• [Written problem]: Say how many lines contain "into", using only the number.

**** Supplied information ****

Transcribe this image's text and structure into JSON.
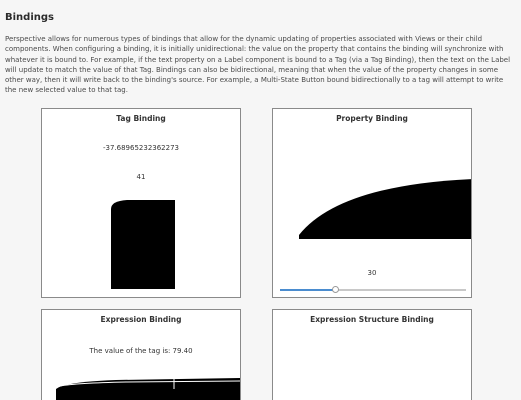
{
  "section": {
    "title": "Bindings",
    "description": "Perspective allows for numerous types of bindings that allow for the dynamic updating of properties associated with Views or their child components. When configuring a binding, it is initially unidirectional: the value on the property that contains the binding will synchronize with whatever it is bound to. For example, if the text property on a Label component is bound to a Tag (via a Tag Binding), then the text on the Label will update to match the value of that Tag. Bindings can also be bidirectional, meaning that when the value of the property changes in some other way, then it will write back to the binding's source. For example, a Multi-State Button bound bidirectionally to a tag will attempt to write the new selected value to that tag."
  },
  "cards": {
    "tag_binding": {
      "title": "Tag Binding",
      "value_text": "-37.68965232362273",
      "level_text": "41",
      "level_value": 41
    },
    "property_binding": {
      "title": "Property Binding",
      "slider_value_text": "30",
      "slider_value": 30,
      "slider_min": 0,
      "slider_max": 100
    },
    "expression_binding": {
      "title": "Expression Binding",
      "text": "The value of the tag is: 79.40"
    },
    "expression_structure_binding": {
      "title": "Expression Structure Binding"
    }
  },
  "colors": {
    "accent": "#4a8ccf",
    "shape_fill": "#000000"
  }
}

****
**** Supplied information ****

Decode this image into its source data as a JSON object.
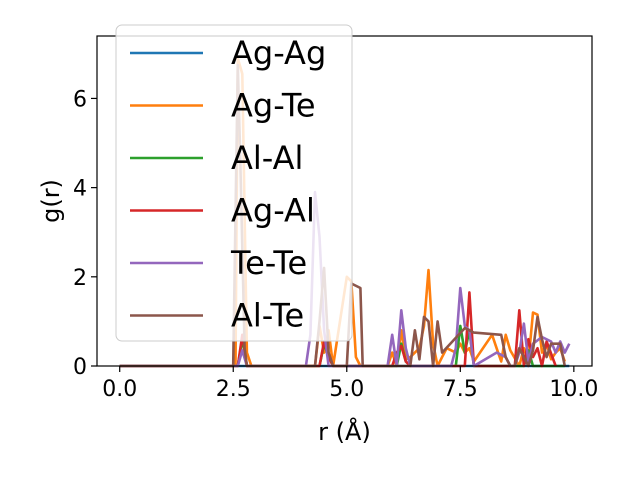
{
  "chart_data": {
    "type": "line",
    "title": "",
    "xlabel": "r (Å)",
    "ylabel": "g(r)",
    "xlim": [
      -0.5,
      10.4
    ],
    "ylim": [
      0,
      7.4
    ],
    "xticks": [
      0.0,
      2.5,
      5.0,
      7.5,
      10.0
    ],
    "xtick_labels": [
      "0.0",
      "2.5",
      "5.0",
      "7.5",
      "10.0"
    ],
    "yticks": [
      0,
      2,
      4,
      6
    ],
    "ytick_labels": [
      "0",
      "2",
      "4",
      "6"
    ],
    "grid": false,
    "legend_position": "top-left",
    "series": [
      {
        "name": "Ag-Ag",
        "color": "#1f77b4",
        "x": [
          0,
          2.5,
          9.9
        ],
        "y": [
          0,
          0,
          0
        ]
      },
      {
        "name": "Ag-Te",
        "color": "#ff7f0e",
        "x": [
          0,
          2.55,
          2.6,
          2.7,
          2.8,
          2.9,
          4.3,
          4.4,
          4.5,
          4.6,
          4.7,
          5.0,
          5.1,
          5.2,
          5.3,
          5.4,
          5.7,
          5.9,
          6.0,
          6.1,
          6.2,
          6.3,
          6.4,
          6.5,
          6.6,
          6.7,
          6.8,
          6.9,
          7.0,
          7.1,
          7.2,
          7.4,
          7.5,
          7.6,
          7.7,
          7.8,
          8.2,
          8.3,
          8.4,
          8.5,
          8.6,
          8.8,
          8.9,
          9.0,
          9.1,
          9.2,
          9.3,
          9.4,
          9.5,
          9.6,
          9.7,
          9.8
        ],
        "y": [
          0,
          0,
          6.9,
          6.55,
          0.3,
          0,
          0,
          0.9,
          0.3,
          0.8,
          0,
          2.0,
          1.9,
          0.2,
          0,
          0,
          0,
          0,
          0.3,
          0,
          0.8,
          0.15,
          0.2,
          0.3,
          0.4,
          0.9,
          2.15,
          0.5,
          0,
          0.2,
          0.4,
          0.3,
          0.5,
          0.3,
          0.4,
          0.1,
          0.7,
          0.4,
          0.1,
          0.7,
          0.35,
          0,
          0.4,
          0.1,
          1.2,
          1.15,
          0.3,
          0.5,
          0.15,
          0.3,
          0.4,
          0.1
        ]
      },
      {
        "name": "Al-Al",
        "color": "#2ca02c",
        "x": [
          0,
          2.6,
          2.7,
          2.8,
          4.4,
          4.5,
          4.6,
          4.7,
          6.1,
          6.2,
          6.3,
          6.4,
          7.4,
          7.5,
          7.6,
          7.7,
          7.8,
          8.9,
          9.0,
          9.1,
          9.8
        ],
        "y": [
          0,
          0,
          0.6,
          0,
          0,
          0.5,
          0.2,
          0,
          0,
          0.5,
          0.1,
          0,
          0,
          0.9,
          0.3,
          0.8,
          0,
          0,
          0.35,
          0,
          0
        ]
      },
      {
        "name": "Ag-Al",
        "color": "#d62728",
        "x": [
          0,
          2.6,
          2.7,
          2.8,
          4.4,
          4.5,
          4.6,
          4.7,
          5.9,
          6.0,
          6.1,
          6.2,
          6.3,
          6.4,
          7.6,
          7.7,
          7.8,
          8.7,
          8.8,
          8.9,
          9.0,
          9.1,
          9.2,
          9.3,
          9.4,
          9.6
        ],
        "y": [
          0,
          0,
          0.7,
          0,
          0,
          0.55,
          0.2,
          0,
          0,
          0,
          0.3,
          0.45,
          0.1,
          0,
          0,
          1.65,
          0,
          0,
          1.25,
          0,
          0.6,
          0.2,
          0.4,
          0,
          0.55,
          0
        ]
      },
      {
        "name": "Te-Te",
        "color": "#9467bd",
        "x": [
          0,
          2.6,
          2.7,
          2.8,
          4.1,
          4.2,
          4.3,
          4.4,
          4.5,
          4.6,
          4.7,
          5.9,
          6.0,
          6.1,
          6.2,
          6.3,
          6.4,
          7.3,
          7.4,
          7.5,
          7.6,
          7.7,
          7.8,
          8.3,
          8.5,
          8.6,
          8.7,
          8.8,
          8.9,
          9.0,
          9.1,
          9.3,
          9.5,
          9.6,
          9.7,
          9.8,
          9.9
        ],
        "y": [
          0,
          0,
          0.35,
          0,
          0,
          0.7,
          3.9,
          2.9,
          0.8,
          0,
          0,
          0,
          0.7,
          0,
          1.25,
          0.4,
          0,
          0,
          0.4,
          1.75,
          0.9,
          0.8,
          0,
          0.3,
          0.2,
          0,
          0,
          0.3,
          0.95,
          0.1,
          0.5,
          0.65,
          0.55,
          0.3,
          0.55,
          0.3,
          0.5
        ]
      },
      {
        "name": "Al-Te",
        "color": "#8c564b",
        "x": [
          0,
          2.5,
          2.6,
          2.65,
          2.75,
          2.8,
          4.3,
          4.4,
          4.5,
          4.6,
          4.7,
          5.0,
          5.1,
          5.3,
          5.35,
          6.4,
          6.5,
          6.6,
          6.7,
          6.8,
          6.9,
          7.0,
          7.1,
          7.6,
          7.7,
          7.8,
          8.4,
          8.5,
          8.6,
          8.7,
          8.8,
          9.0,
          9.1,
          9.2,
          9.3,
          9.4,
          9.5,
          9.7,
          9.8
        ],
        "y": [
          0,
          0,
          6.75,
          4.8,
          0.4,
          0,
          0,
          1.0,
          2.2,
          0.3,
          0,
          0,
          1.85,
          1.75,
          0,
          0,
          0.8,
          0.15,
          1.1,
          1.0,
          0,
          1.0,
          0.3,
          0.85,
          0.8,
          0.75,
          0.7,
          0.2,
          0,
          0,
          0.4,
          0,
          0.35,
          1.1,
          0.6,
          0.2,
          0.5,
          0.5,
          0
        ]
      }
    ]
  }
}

****

• [Written answer]: 2